──────── Data for this exercise
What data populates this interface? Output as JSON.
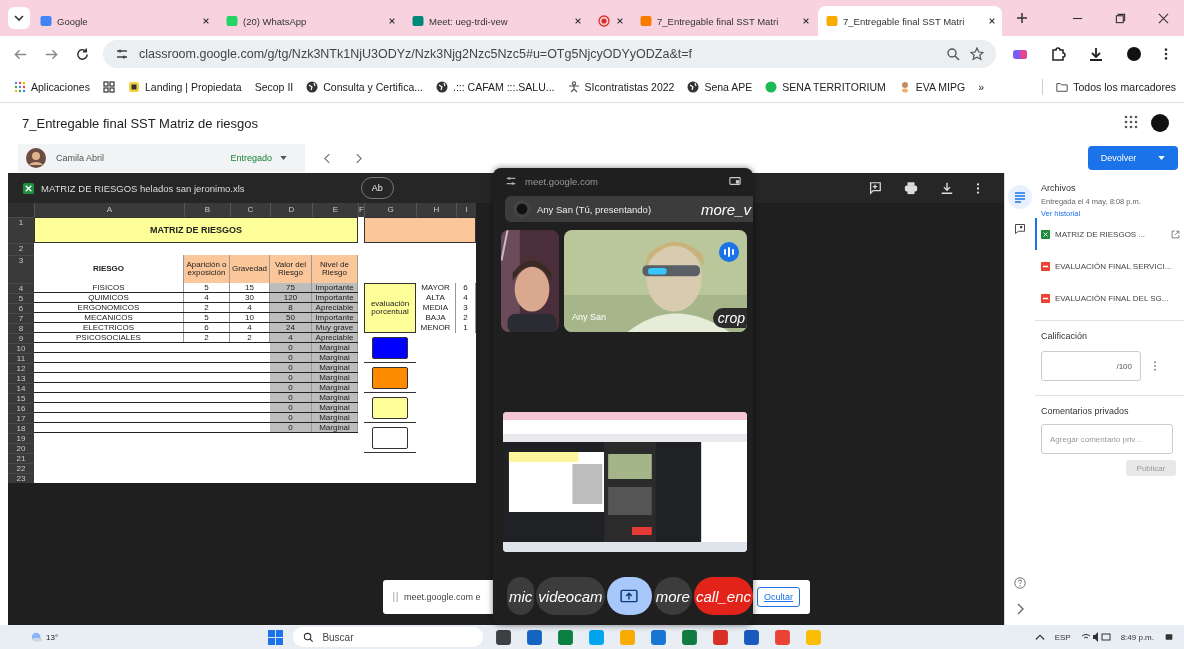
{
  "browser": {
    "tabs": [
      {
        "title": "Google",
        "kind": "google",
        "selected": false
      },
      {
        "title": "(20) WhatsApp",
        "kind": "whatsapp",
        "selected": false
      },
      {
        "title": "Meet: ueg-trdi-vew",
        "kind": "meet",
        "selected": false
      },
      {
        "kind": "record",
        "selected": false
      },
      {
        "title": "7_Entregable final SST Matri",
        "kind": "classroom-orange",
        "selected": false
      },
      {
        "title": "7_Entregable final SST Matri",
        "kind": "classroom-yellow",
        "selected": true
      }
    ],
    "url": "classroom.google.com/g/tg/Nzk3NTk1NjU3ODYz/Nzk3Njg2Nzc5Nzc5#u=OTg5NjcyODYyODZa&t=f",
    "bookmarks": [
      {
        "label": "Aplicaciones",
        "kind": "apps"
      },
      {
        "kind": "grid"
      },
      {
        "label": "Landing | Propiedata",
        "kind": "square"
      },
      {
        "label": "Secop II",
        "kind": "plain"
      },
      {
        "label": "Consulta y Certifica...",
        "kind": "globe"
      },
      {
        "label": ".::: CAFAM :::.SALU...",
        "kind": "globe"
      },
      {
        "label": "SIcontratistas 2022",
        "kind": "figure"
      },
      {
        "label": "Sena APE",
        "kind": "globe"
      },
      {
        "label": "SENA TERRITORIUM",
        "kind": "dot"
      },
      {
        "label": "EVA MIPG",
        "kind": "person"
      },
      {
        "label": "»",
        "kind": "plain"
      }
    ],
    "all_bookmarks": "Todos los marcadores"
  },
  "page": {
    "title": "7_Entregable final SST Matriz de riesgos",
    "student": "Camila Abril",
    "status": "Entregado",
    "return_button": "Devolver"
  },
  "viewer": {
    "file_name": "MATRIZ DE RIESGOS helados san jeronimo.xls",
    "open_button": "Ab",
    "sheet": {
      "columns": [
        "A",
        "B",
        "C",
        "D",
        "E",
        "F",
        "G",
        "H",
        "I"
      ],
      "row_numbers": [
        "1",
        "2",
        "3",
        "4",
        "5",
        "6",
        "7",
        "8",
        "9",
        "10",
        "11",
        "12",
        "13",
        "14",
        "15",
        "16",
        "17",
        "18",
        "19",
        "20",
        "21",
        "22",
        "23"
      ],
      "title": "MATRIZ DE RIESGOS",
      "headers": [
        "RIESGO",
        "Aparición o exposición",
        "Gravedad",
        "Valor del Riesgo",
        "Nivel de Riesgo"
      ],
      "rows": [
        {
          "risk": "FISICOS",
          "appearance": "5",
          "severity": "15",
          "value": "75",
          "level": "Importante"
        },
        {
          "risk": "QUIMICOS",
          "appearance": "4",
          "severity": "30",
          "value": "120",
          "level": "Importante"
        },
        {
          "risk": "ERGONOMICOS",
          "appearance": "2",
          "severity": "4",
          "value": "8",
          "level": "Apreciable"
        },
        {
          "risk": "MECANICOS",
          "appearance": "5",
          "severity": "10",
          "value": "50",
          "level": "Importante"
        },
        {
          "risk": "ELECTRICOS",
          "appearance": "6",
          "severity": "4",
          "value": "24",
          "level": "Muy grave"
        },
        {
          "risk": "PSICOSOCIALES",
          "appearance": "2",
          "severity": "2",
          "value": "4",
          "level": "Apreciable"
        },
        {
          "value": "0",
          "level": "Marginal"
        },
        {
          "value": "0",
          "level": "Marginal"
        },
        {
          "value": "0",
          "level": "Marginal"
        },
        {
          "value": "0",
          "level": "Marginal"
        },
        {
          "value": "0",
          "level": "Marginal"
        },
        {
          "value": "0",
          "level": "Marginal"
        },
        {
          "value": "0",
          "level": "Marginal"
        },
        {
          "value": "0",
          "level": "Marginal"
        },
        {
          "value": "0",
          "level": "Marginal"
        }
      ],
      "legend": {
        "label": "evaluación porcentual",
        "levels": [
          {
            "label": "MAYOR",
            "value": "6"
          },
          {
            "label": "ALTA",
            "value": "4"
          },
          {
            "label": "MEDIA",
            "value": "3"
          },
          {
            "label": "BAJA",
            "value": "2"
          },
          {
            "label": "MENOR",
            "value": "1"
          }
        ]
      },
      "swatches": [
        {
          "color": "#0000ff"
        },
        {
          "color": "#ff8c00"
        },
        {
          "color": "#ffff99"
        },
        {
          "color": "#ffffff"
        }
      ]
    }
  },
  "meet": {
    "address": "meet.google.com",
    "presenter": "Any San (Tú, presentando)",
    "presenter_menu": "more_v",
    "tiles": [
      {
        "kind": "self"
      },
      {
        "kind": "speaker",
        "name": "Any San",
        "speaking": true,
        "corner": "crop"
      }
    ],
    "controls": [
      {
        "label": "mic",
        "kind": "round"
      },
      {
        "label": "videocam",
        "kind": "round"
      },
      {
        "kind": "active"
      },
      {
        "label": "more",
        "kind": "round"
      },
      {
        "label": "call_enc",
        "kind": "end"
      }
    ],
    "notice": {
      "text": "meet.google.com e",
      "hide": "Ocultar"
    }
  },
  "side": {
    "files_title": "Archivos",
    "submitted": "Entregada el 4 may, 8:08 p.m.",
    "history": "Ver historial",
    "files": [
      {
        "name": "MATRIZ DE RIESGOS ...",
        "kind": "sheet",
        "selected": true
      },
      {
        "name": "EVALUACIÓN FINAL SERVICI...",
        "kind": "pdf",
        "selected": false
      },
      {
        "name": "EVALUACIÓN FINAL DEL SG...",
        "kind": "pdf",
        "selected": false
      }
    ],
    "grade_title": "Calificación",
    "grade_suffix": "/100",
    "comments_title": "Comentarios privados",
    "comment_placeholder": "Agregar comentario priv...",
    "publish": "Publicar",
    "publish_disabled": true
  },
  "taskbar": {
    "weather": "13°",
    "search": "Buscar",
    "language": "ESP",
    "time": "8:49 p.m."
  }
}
────────────────
▶ **Goal**: None of the pictures should appear; repeat the records exactly otherwise.

▶ **Exercise response**:
What data populates this interface? Output as JSON.
{
  "browser": {
    "tabs": [
      {
        "title": "Google",
        "kind": "google",
        "selected": false
      },
      {
        "title": "(20) WhatsApp",
        "kind": "whatsapp",
        "selected": false
      },
      {
        "title": "Meet: ueg-trdi-vew",
        "kind": "meet",
        "selected": false
      },
      {
        "kind": "record",
        "selected": false
      },
      {
        "title": "7_Entregable final SST Matri",
        "kind": "classroom-orange",
        "selected": false
      },
      {
        "title": "7_Entregable final SST Matri",
        "kind": "classroom-yellow",
        "selected": true
      }
    ],
    "url": "classroom.google.com/g/tg/Nzk3NTk1NjU3ODYz/Nzk3Njg2Nzc5Nzc5#u=OTg5NjcyODYyODZa&t=f",
    "bookmarks": [
      {
        "label": "Aplicaciones",
        "kind": "apps"
      },
      {
        "kind": "grid"
      },
      {
        "label": "Landing | Propiedata",
        "kind": "square"
      },
      {
        "label": "Secop II",
        "kind": "plain"
      },
      {
        "label": "Consulta y Certifica...",
        "kind": "globe"
      },
      {
        "label": ".::: CAFAM :::.SALU...",
        "kind": "globe"
      },
      {
        "label": "SIcontratistas 2022",
        "kind": "figure"
      },
      {
        "label": "Sena APE",
        "kind": "globe"
      },
      {
        "label": "SENA TERRITORIUM",
        "kind": "dot"
      },
      {
        "label": "EVA MIPG",
        "kind": "person"
      },
      {
        "label": "»",
        "kind": "plain"
      }
    ],
    "all_bookmarks": "Todos los marcadores"
  },
  "page": {
    "title": "7_Entregable final SST Matriz de riesgos",
    "student": "Camila Abril",
    "status": "Entregado",
    "return_button": "Devolver"
  },
  "viewer": {
    "file_name": "MATRIZ DE RIESGOS helados san jeronimo.xls",
    "open_button": "Ab",
    "sheet": {
      "columns": [
        "A",
        "B",
        "C",
        "D",
        "E",
        "F",
        "G",
        "H",
        "I"
      ],
      "row_numbers": [
        "1",
        "2",
        "3",
        "4",
        "5",
        "6",
        "7",
        "8",
        "9",
        "10",
        "11",
        "12",
        "13",
        "14",
        "15",
        "16",
        "17",
        "18",
        "19",
        "20",
        "21",
        "22",
        "23"
      ],
      "title": "MATRIZ DE RIESGOS",
      "headers": [
        "RIESGO",
        "Aparición o exposición",
        "Gravedad",
        "Valor del Riesgo",
        "Nivel de Riesgo"
      ],
      "rows": [
        {
          "risk": "FISICOS",
          "appearance": "5",
          "severity": "15",
          "value": "75",
          "level": "Importante"
        },
        {
          "risk": "QUIMICOS",
          "appearance": "4",
          "severity": "30",
          "value": "120",
          "level": "Importante"
        },
        {
          "risk": "ERGONOMICOS",
          "appearance": "2",
          "severity": "4",
          "value": "8",
          "level": "Apreciable"
        },
        {
          "risk": "MECANICOS",
          "appearance": "5",
          "severity": "10",
          "value": "50",
          "level": "Importante"
        },
        {
          "risk": "ELECTRICOS",
          "appearance": "6",
          "severity": "4",
          "value": "24",
          "level": "Muy grave"
        },
        {
          "risk": "PSICOSOCIALES",
          "appearance": "2",
          "severity": "2",
          "value": "4",
          "level": "Apreciable"
        },
        {
          "value": "0",
          "level": "Marginal"
        },
        {
          "value": "0",
          "level": "Marginal"
        },
        {
          "value": "0",
          "level": "Marginal"
        },
        {
          "value": "0",
          "level": "Marginal"
        },
        {
          "value": "0",
          "level": "Marginal"
        },
        {
          "value": "0",
          "level": "Marginal"
        },
        {
          "value": "0",
          "level": "Marginal"
        },
        {
          "value": "0",
          "level": "Marginal"
        },
        {
          "value": "0",
          "level": "Marginal"
        }
      ],
      "legend": {
        "label": "evaluación porcentual",
        "levels": [
          {
            "label": "MAYOR",
            "value": "6"
          },
          {
            "label": "ALTA",
            "value": "4"
          },
          {
            "label": "MEDIA",
            "value": "3"
          },
          {
            "label": "BAJA",
            "value": "2"
          },
          {
            "label": "MENOR",
            "value": "1"
          }
        ]
      },
      "swatches": [
        {
          "color": "#0000ff"
        },
        {
          "color": "#ff8c00"
        },
        {
          "color": "#ffff99"
        },
        {
          "color": "#ffffff"
        }
      ]
    }
  },
  "meet": {
    "address": "meet.google.com",
    "presenter": "Any San (Tú, presentando)",
    "presenter_menu": "more_v",
    "tiles": [
      {
        "kind": "self"
      },
      {
        "kind": "speaker",
        "name": "Any San",
        "speaking": true,
        "corner": "crop"
      }
    ],
    "controls": [
      {
        "label": "mic",
        "kind": "round"
      },
      {
        "label": "videocam",
        "kind": "round"
      },
      {
        "kind": "active"
      },
      {
        "label": "more",
        "kind": "round"
      },
      {
        "label": "call_enc",
        "kind": "end"
      }
    ],
    "notice": {
      "text": "meet.google.com e",
      "hide": "Ocultar"
    }
  },
  "side": {
    "files_title": "Archivos",
    "submitted": "Entregada el 4 may, 8:08 p.m.",
    "history": "Ver historial",
    "files": [
      {
        "name": "MATRIZ DE RIESGOS ...",
        "kind": "sheet",
        "selected": true
      },
      {
        "name": "EVALUACIÓN FINAL SERVICI...",
        "kind": "pdf",
        "selected": false
      },
      {
        "name": "EVALUACIÓN FINAL DEL SG...",
        "kind": "pdf",
        "selected": false
      }
    ],
    "grade_title": "Calificación",
    "grade_suffix": "/100",
    "comments_title": "Comentarios privados",
    "comment_placeholder": "Agregar comentario priv...",
    "publish": "Publicar",
    "publish_disabled": true
  },
  "taskbar": {
    "weather": "13°",
    "search": "Buscar",
    "language": "ESP",
    "time": "8:49 p.m."
  }
}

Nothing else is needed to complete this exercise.